* [Stated goal]
Return all of the lines below exactly as they are.

* [Data entries]
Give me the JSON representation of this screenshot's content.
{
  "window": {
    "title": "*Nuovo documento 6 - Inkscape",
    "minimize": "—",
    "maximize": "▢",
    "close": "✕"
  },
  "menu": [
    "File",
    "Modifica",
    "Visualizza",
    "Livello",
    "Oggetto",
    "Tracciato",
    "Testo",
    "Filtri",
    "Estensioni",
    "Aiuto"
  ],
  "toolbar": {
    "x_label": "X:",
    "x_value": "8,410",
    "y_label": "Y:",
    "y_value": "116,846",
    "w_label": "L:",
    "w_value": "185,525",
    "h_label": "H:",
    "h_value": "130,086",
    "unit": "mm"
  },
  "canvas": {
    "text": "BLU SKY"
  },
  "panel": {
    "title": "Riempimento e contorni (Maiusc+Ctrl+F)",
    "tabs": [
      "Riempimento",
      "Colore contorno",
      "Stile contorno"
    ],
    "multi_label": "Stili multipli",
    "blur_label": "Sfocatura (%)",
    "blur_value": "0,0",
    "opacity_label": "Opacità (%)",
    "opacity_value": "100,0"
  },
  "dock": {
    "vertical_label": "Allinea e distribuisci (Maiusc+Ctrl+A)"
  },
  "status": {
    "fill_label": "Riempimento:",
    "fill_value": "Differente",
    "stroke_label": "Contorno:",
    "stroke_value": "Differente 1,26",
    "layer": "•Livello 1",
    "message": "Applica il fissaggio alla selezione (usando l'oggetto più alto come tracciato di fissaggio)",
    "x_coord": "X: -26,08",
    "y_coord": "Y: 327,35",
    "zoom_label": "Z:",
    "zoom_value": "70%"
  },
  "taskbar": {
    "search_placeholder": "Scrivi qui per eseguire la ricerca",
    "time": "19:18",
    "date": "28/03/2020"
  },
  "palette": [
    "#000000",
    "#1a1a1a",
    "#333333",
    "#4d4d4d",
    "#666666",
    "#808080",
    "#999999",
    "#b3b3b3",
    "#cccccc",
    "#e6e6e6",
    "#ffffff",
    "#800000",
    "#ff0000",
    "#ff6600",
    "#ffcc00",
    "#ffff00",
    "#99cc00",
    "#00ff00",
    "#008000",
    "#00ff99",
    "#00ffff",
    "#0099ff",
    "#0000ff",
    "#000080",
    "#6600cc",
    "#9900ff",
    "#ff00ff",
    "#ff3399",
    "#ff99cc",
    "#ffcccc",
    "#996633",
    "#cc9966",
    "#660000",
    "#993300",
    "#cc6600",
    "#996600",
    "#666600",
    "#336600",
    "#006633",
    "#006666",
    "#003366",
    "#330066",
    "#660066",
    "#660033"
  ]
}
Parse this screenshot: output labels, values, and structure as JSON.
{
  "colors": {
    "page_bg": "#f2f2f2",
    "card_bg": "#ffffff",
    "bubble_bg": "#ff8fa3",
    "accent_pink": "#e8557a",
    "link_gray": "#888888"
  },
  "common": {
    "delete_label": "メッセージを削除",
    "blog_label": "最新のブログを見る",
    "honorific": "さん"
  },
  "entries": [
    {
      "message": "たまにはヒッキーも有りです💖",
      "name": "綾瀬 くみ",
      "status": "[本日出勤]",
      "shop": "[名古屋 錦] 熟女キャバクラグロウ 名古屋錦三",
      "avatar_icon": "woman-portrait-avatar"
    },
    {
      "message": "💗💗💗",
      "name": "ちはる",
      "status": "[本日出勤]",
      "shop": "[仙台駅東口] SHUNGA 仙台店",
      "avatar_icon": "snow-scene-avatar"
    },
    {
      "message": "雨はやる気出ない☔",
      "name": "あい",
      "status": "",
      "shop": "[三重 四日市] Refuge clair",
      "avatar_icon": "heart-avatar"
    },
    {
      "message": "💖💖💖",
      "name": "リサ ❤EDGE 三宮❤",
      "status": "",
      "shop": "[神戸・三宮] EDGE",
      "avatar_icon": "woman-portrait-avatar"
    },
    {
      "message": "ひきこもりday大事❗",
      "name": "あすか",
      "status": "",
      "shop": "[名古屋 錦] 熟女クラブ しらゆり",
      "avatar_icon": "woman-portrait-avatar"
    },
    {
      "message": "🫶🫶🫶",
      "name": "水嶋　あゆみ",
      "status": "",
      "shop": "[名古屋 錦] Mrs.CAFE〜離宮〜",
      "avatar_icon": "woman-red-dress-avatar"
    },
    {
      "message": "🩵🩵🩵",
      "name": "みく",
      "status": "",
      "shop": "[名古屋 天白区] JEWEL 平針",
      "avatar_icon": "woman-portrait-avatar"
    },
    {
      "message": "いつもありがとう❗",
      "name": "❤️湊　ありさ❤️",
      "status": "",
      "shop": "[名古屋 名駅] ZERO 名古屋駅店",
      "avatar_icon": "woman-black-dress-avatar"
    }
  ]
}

* [Task response]
Give me the JSON representation of this screenshot's content.
{
  "window": {
    "title": "*Nuovo documento 6 - Inkscape",
    "minimize": "—",
    "maximize": "▢",
    "close": "✕"
  },
  "menu": [
    "File",
    "Modifica",
    "Visualizza",
    "Livello",
    "Oggetto",
    "Tracciato",
    "Testo",
    "Filtri",
    "Estensioni",
    "Aiuto"
  ],
  "toolbar": {
    "x_label": "X:",
    "x_value": "8,410",
    "y_label": "Y:",
    "y_value": "116,846",
    "w_label": "L:",
    "w_value": "185,525",
    "h_label": "H:",
    "h_value": "130,086",
    "unit": "mm"
  },
  "canvas": {
    "text": "BLU SKY"
  },
  "panel": {
    "title": "Riempimento e contorni (Maiusc+Ctrl+F)",
    "tabs": [
      "Riempimento",
      "Colore contorno",
      "Stile contorno"
    ],
    "multi_label": "Stili multipli",
    "blur_label": "Sfocatura (%)",
    "blur_value": "0,0",
    "opacity_label": "Opacità (%)",
    "opacity_value": "100,0"
  },
  "dock": {
    "vertical_label": "Allinea e distribuisci (Maiusc+Ctrl+A)"
  },
  "status": {
    "fill_label": "Riempimento:",
    "fill_value": "Differente",
    "stroke_label": "Contorno:",
    "stroke_value": "Differente 1,26",
    "layer": "•Livello 1",
    "message": "Applica il fissaggio alla selezione (usando l'oggetto più alto come tracciato di fissaggio)",
    "x_coord": "X: -26,08",
    "y_coord": "Y: 327,35",
    "zoom_label": "Z:",
    "zoom_value": "70%"
  },
  "taskbar": {
    "search_placeholder": "Scrivi qui per eseguire la ricerca",
    "time": "19:18",
    "date": "28/03/2020"
  },
  "palette": [
    "#000000",
    "#1a1a1a",
    "#333333",
    "#4d4d4d",
    "#666666",
    "#808080",
    "#999999",
    "#b3b3b3",
    "#cccccc",
    "#e6e6e6",
    "#ffffff",
    "#800000",
    "#ff0000",
    "#ff6600",
    "#ffcc00",
    "#ffff00",
    "#99cc00",
    "#00ff00",
    "#008000",
    "#00ff99",
    "#00ffff",
    "#0099ff",
    "#0000ff",
    "#000080",
    "#6600cc",
    "#9900ff",
    "#ff00ff",
    "#ff3399",
    "#ff99cc",
    "#ffcccc",
    "#996633",
    "#cc9966",
    "#660000",
    "#993300",
    "#cc6600",
    "#996600",
    "#666600",
    "#336600",
    "#006633",
    "#006666",
    "#003366",
    "#330066",
    "#660066",
    "#660033"
  ]
}
Parse this screenshot: output labels, values, and structure as JSON.
{
  "colors": {
    "page_bg": "#f2f2f2",
    "card_bg": "#ffffff",
    "bubble_bg": "#ff8fa3",
    "accent_pink": "#e8557a",
    "link_gray": "#888888"
  },
  "common": {
    "delete_label": "メッセージを削除",
    "blog_label": "最新のブログを見る",
    "honorific": "さん"
  },
  "entries": [
    {
      "message": "たまにはヒッキーも有りです💖",
      "name": "綾瀬 くみ",
      "status": "[本日出勤]",
      "shop": "[名古屋 錦] 熟女キャバクラグロウ 名古屋錦三",
      "avatar_icon": "woman-portrait-avatar"
    },
    {
      "message": "💗💗💗",
      "name": "ちはる",
      "status": "[本日出勤]",
      "shop": "[仙台駅東口] SHUNGA 仙台店",
      "avatar_icon": "snow-scene-avatar"
    },
    {
      "message": "雨はやる気出ない☔",
      "name": "あい",
      "status": "",
      "shop": "[三重 四日市] Refuge clair",
      "avatar_icon": "heart-avatar"
    },
    {
      "message": "💖💖💖",
      "name": "リサ ❤EDGE 三宮❤",
      "status": "",
      "shop": "[神戸・三宮] EDGE",
      "avatar_icon": "woman-portrait-avatar"
    },
    {
      "message": "ひきこもりday大事❗",
      "name": "あすか",
      "status": "",
      "shop": "[名古屋 錦] 熟女クラブ しらゆり",
      "avatar_icon": "woman-portrait-avatar"
    },
    {
      "message": "🫶🫶🫶",
      "name": "水嶋　あゆみ",
      "status": "",
      "shop": "[名古屋 錦] Mrs.CAFE〜離宮〜",
      "avatar_icon": "woman-red-dress-avatar"
    },
    {
      "message": "🩵🩵🩵",
      "name": "みく",
      "status": "",
      "shop": "[名古屋 天白区] JEWEL 平針",
      "avatar_icon": "woman-portrait-avatar"
    },
    {
      "message": "いつもありがとう❗",
      "name": "❤️湊　ありさ❤️",
      "status": "",
      "shop": "[名古屋 名駅] ZERO 名古屋駅店",
      "avatar_icon": "woman-black-dress-avatar"
    }
  ]
}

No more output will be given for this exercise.